STATED PROBLEM ::
Your answer is a single number: how many lines hold the word "Term"?
##### STORED RECORDS
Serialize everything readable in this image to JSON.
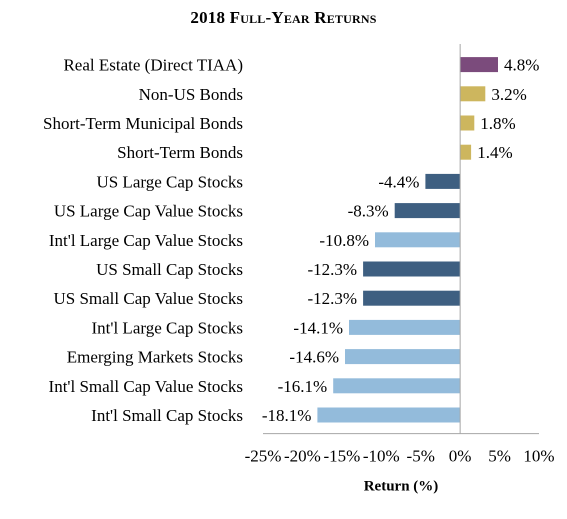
{
  "chart_data": {
    "type": "bar",
    "orientation": "horizontal",
    "title": "2018 Full-Year Returns",
    "xlabel": "Return (%)",
    "ylabel": "",
    "xlim": [
      -25,
      10
    ],
    "xticks": [
      -25,
      -20,
      -15,
      -10,
      -5,
      0,
      5,
      10
    ],
    "xtick_labels": [
      "-25%",
      "-20%",
      "-15%",
      "-10%",
      "-5%",
      "0%",
      "5%",
      "10%"
    ],
    "grid": false,
    "categories": [
      "Real Estate (Direct TIAA)",
      "Non-US Bonds",
      "Short-Term Municipal Bonds",
      "Short-Term Bonds",
      "US Large Cap Stocks",
      "US Large Cap Value Stocks",
      "Int'l Large Cap Value Stocks",
      "US Small Cap Stocks",
      "US Small Cap Value Stocks",
      "Int'l Large Cap Stocks",
      "Emerging Markets Stocks",
      "Int'l Small Cap Value Stocks",
      "Int'l Small Cap Stocks"
    ],
    "values": [
      4.8,
      3.2,
      1.8,
      1.4,
      -4.4,
      -8.3,
      -10.8,
      -12.3,
      -12.3,
      -14.1,
      -14.6,
      -16.1,
      -18.1
    ],
    "value_labels": [
      "4.8%",
      "3.2%",
      "1.8%",
      "1.4%",
      "-4.4%",
      "-8.3%",
      "-10.8%",
      "-12.3%",
      "-12.3%",
      "-14.1%",
      "-14.6%",
      "-16.1%",
      "-18.1%"
    ],
    "bar_colors": [
      "#7b4b7c",
      "#cdb65e",
      "#cdb65e",
      "#cdb65e",
      "#3e5f81",
      "#3e5f81",
      "#93bbdb",
      "#3e5f81",
      "#3e5f81",
      "#93bbdb",
      "#93bbdb",
      "#93bbdb",
      "#93bbdb"
    ]
  }
}
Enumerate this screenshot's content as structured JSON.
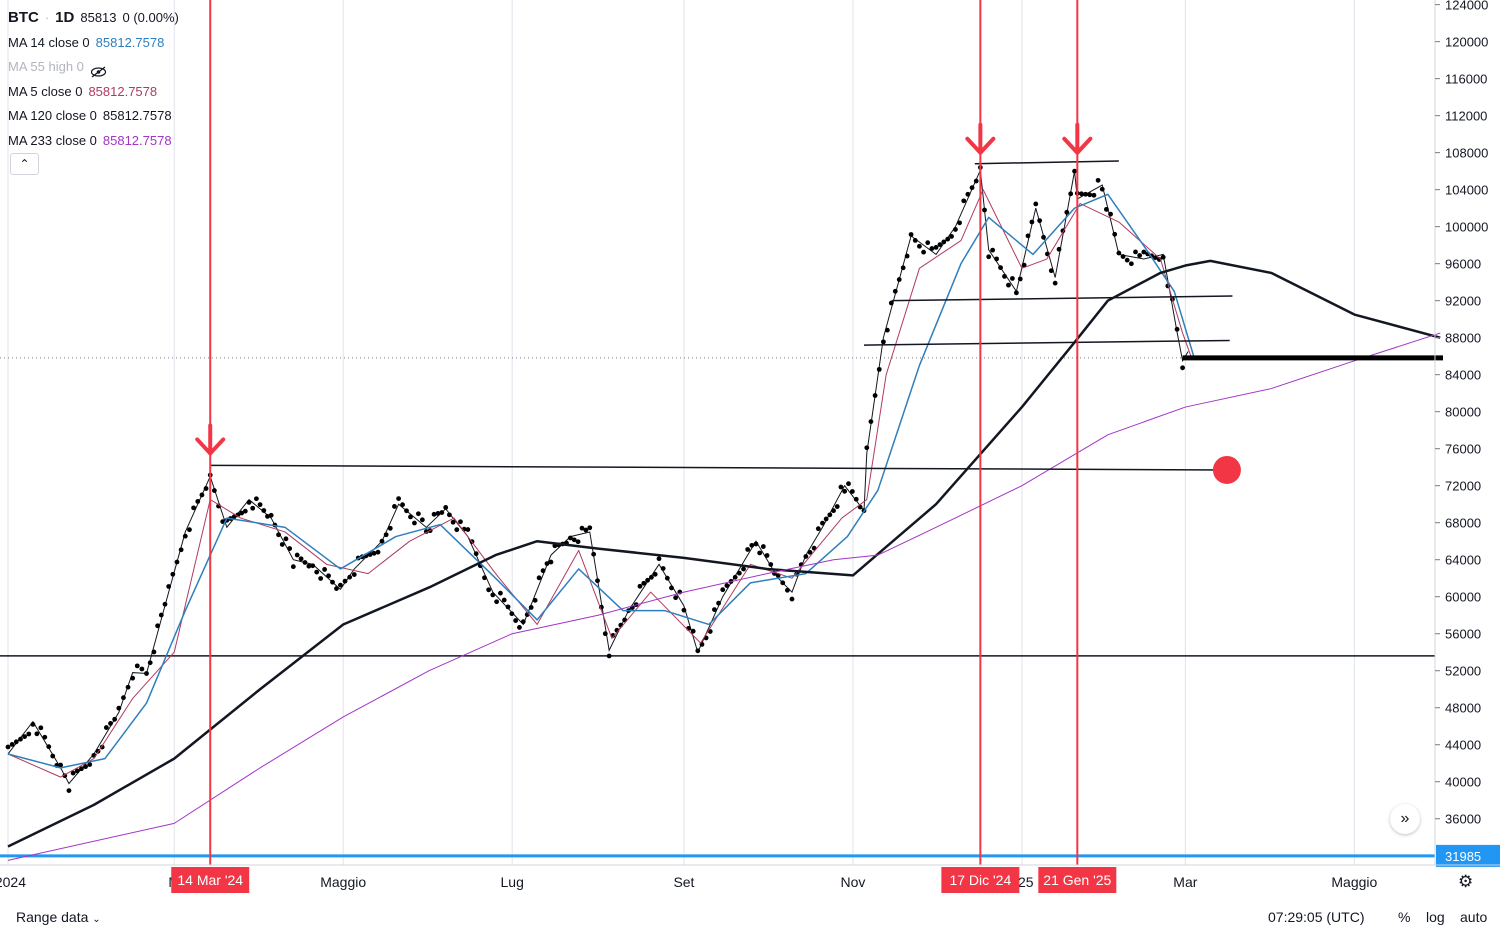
##########
SOLUTION TO THE PROBLEM ::
2